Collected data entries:
>>>>

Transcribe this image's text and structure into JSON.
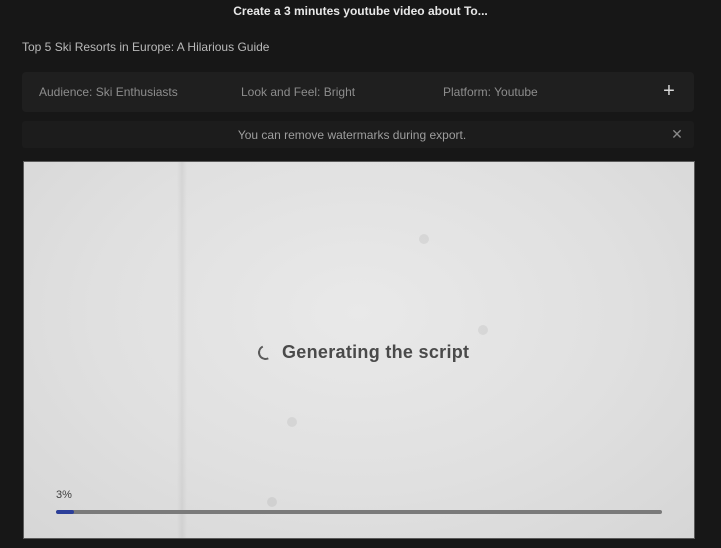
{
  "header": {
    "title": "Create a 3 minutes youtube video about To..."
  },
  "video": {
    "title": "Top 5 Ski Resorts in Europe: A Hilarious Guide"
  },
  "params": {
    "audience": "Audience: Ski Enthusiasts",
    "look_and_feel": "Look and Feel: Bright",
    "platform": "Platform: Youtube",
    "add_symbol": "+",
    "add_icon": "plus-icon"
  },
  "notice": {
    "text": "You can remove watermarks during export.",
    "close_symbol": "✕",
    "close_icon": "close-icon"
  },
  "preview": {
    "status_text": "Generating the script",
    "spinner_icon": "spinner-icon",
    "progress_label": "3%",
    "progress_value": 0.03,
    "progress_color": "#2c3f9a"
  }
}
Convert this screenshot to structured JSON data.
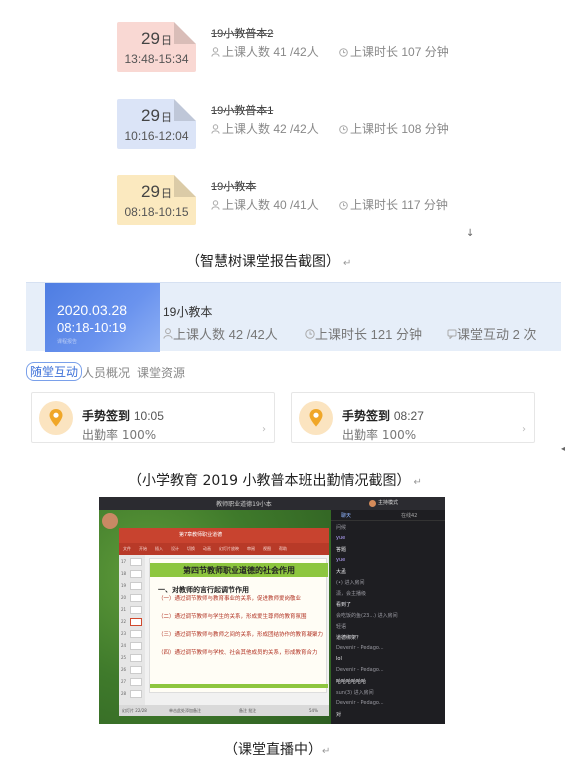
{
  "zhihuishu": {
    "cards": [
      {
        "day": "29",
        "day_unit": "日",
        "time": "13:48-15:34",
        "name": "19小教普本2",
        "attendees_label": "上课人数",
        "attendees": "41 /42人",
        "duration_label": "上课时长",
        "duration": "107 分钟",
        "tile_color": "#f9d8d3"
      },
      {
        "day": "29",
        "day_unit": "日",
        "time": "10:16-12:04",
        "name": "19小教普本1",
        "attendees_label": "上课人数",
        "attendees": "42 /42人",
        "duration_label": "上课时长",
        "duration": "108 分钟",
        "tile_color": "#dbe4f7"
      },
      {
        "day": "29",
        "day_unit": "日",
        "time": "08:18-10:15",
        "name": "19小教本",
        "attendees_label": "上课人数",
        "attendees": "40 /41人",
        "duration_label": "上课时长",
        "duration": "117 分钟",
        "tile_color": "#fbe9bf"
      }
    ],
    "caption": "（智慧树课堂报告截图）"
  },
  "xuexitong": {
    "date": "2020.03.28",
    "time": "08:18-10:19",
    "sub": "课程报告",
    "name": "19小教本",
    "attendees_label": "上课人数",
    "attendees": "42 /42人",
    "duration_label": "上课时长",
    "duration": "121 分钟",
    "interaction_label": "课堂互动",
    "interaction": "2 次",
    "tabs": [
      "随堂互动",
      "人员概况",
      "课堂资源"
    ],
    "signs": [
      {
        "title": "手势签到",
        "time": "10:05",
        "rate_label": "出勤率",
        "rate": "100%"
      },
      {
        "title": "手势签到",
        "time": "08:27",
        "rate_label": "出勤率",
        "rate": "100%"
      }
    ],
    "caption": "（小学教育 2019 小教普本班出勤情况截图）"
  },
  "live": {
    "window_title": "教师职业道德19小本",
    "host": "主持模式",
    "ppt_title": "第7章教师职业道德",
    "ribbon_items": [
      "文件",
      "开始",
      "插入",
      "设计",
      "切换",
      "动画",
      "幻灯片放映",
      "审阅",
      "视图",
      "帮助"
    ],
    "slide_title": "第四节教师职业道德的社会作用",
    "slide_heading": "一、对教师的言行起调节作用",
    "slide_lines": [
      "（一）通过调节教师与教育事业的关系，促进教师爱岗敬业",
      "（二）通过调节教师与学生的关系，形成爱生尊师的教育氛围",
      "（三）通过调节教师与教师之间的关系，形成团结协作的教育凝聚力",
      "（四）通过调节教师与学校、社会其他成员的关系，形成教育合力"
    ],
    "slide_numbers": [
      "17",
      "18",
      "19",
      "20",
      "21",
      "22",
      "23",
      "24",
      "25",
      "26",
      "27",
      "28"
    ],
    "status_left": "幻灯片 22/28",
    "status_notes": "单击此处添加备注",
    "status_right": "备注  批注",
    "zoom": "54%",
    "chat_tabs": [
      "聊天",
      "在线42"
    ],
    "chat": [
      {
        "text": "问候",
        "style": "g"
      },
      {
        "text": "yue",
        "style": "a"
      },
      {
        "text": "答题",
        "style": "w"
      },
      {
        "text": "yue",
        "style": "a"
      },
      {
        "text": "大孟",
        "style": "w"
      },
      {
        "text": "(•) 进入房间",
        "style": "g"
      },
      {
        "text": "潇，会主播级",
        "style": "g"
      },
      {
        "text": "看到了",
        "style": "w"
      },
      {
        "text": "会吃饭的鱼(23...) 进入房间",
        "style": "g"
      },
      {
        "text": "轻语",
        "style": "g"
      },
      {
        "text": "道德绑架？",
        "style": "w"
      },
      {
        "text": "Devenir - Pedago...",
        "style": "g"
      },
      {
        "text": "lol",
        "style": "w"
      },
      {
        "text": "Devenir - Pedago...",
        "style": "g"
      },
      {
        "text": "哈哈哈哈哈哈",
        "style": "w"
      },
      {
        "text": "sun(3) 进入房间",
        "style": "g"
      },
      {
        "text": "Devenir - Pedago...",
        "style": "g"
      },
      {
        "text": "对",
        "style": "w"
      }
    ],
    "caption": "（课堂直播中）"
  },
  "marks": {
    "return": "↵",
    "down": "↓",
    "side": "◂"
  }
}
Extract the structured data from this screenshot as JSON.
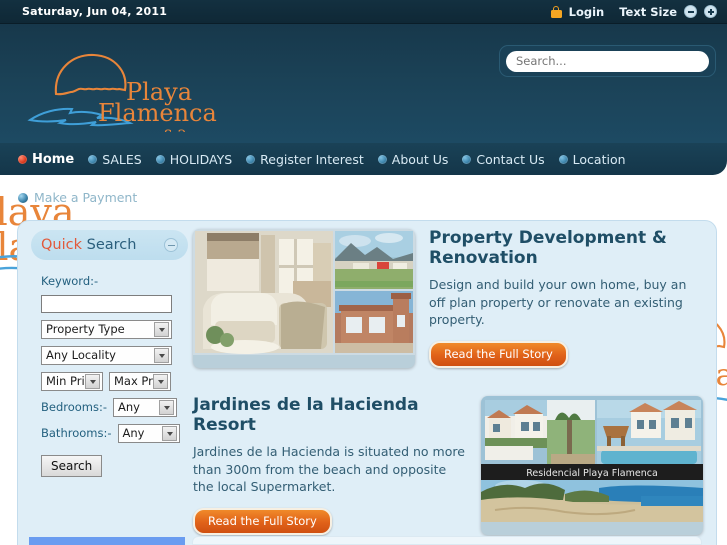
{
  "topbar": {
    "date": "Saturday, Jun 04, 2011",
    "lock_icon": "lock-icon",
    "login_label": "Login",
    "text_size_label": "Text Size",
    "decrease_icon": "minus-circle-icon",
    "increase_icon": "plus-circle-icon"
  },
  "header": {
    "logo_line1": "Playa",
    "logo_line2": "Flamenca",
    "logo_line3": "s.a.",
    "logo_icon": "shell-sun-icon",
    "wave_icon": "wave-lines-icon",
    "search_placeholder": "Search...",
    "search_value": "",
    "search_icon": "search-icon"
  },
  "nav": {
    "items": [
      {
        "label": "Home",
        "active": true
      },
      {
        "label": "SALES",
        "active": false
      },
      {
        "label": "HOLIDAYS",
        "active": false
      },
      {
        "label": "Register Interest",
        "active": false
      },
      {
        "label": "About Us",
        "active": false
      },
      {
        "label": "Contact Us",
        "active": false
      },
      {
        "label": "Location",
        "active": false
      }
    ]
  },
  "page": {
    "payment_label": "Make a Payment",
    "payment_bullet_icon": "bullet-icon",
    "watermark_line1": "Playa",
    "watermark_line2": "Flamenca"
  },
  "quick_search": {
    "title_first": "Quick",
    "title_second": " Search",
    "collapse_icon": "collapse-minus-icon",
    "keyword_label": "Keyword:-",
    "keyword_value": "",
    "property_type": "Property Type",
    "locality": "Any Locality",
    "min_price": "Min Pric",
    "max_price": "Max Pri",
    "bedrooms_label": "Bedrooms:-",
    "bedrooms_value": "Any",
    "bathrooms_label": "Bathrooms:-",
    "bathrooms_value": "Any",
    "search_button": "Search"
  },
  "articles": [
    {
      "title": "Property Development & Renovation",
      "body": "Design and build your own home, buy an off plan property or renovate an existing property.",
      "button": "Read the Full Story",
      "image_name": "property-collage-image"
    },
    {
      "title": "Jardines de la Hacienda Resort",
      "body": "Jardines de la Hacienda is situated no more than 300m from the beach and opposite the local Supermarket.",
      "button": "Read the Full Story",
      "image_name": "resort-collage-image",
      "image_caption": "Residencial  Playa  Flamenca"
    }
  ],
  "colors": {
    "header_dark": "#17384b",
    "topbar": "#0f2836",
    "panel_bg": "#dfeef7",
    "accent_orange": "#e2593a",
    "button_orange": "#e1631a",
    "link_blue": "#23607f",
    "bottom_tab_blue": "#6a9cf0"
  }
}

<<<<

What the exercise asks: Only lines with the word "screenshot" should be collected from the material.

Solved problem:
Convert this screenshot to structured JSON data.
Extract the structured data from this screenshot as JSON.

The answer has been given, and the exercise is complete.